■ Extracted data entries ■

-----

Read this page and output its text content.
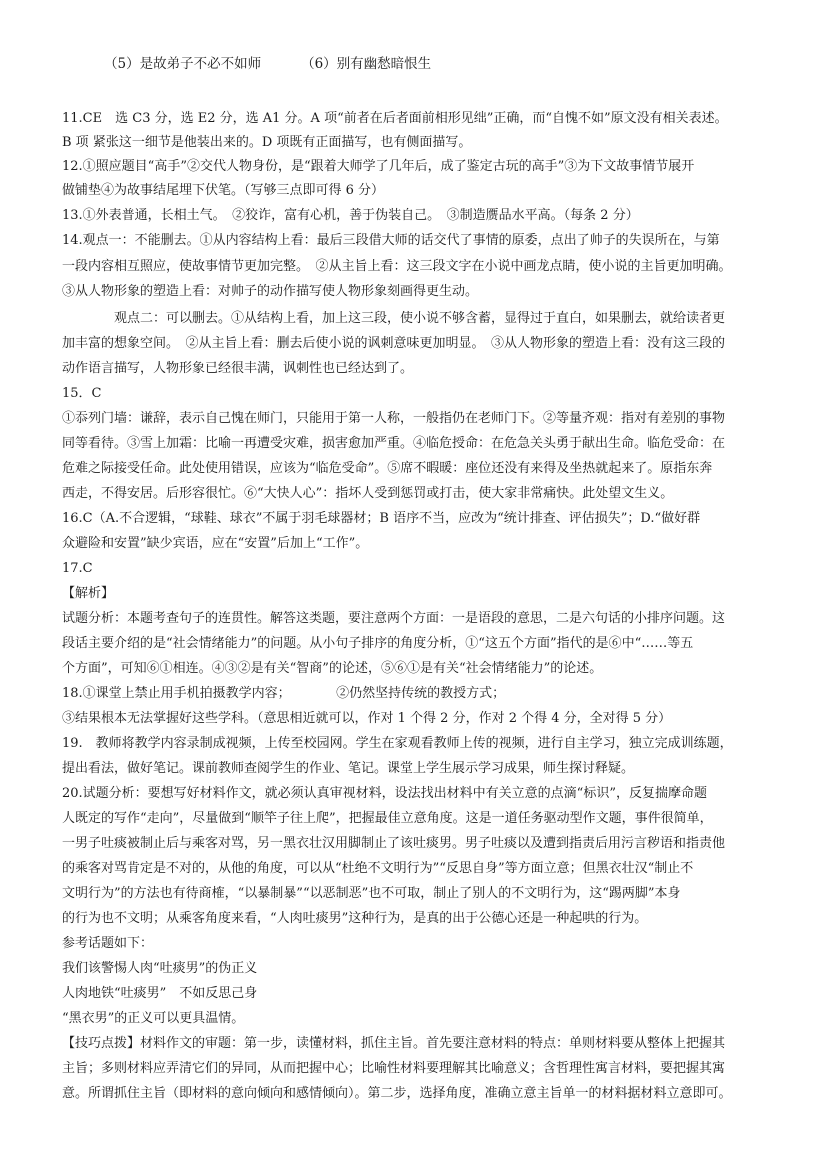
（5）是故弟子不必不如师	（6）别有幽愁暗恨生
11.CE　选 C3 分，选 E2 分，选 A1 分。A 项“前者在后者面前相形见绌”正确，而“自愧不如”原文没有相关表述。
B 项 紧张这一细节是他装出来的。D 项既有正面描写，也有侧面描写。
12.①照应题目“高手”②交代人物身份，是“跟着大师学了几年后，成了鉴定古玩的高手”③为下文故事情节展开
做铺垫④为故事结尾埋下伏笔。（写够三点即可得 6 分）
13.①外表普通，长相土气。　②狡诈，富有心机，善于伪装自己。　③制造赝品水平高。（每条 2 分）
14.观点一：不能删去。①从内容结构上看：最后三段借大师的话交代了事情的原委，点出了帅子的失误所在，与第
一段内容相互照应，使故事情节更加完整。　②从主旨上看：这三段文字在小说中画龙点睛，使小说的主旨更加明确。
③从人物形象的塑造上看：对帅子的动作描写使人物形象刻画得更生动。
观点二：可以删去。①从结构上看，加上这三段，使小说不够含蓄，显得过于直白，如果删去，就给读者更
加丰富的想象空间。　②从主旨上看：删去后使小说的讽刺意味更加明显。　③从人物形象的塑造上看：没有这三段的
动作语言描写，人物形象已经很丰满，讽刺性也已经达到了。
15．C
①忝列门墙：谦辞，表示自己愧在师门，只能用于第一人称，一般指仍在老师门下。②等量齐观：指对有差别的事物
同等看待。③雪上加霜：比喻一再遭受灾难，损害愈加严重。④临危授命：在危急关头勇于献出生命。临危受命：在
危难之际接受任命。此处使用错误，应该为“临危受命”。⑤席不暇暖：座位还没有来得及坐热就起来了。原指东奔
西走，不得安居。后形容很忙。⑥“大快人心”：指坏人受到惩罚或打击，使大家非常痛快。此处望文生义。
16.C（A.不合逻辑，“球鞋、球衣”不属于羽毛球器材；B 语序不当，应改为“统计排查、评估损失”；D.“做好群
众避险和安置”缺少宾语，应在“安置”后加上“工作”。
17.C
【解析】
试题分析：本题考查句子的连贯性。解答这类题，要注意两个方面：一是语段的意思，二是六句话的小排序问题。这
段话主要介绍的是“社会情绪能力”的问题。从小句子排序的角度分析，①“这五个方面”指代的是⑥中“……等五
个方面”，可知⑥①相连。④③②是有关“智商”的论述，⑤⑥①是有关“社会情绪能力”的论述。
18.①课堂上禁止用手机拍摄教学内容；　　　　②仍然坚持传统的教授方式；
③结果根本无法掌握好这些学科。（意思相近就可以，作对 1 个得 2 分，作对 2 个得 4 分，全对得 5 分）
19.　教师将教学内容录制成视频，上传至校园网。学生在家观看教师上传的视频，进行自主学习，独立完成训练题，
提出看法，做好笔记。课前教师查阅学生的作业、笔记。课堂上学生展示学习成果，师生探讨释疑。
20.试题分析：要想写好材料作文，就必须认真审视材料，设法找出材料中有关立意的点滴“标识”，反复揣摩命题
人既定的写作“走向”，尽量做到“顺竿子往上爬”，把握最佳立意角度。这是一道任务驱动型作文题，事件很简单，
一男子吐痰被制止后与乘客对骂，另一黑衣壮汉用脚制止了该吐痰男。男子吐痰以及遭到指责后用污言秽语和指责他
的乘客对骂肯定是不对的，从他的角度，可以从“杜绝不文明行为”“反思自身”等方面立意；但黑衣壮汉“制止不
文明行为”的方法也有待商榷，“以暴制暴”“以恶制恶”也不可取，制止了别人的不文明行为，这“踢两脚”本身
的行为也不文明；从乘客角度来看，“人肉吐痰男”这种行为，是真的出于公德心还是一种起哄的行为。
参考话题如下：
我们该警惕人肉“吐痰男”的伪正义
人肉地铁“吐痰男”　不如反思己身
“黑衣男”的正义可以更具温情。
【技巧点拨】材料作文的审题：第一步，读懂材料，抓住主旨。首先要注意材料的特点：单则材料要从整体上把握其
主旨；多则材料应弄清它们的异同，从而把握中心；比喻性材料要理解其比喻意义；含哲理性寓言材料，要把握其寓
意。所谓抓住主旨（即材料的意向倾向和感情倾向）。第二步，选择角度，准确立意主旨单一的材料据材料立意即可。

-----

■ Challenge ■
Copy every entry exactly as written. Pictures are excluded.

■ The response ■
Read this page and output its text content.
（5）是故弟子不必不如师	（6）别有幽愁暗恨生
11.CE　选 C3 分，选 E2 分，选 A1 分。A 项“前者在后者面前相形见绌”正确，而“自愧不如”原文没有相关表述。
B 项 紧张这一细节是他装出来的。D 项既有正面描写，也有侧面描写。
12.①照应题目“高手”②交代人物身份，是“跟着大师学了几年后，成了鉴定古玩的高手”③为下文故事情节展开
做铺垫④为故事结尾埋下伏笔。（写够三点即可得 6 分）
13.①外表普通，长相土气。　②狡诈，富有心机，善于伪装自己。　③制造赝品水平高。（每条 2 分）
14.观点一：不能删去。①从内容结构上看：最后三段借大师的话交代了事情的原委，点出了帅子的失误所在，与第
一段内容相互照应，使故事情节更加完整。　②从主旨上看：这三段文字在小说中画龙点睛，使小说的主旨更加明确。
③从人物形象的塑造上看：对帅子的动作描写使人物形象刻画得更生动。
观点二：可以删去。①从结构上看，加上这三段，使小说不够含蓄，显得过于直白，如果删去，就给读者更
加丰富的想象空间。　②从主旨上看：删去后使小说的讽刺意味更加明显。　③从人物形象的塑造上看：没有这三段的
动作语言描写，人物形象已经很丰满，讽刺性也已经达到了。
15．C
①忝列门墙：谦辞，表示自己愧在师门，只能用于第一人称，一般指仍在老师门下。②等量齐观：指对有差别的事物
同等看待。③雪上加霜：比喻一再遭受灾难，损害愈加严重。④临危授命：在危急关头勇于献出生命。临危受命：在
危难之际接受任命。此处使用错误，应该为“临危受命”。⑤席不暇暖：座位还没有来得及坐热就起来了。原指东奔
西走，不得安居。后形容很忙。⑥“大快人心”：指坏人受到惩罚或打击，使大家非常痛快。此处望文生义。
16.C（A.不合逻辑，“球鞋、球衣”不属于羽毛球器材；B 语序不当，应改为“统计排查、评估损失”；D.“做好群
众避险和安置”缺少宾语，应在“安置”后加上“工作”。
17.C
【解析】
试题分析：本题考查句子的连贯性。解答这类题，要注意两个方面：一是语段的意思，二是六句话的小排序问题。这
段话主要介绍的是“社会情绪能力”的问题。从小句子排序的角度分析，①“这五个方面”指代的是⑥中“……等五
个方面”，可知⑥①相连。④③②是有关“智商”的论述，⑤⑥①是有关“社会情绪能力”的论述。
18.①课堂上禁止用手机拍摄教学内容；　　　　②仍然坚持传统的教授方式；
③结果根本无法掌握好这些学科。（意思相近就可以，作对 1 个得 2 分，作对 2 个得 4 分，全对得 5 分）
19.　教师将教学内容录制成视频，上传至校园网。学生在家观看教师上传的视频，进行自主学习，独立完成训练题，
提出看法，做好笔记。课前教师查阅学生的作业、笔记。课堂上学生展示学习成果，师生探讨释疑。
20.试题分析：要想写好材料作文，就必须认真审视材料，设法找出材料中有关立意的点滴“标识”，反复揣摩命题
人既定的写作“走向”，尽量做到“顺竿子往上爬”，把握最佳立意角度。这是一道任务驱动型作文题，事件很简单，
一男子吐痰被制止后与乘客对骂，另一黑衣壮汉用脚制止了该吐痰男。男子吐痰以及遭到指责后用污言秽语和指责他
的乘客对骂肯定是不对的，从他的角度，可以从“杜绝不文明行为”“反思自身”等方面立意；但黑衣壮汉“制止不
文明行为”的方法也有待商榷，“以暴制暴”“以恶制恶”也不可取，制止了别人的不文明行为，这“踢两脚”本身
的行为也不文明；从乘客角度来看，“人肉吐痰男”这种行为，是真的出于公德心还是一种起哄的行为。
参考话题如下：
我们该警惕人肉“吐痰男”的伪正义
人肉地铁“吐痰男”　不如反思己身
“黑衣男”的正义可以更具温情。
【技巧点拨】材料作文的审题：第一步，读懂材料，抓住主旨。首先要注意材料的特点：单则材料要从整体上把握其
主旨；多则材料应弄清它们的异同，从而把握中心；比喻性材料要理解其比喻意义；含哲理性寓言材料，要把握其寓
意。所谓抓住主旨（即材料的意向倾向和感情倾向）。第二步，选择角度，准确立意主旨单一的材料据材料立意即可。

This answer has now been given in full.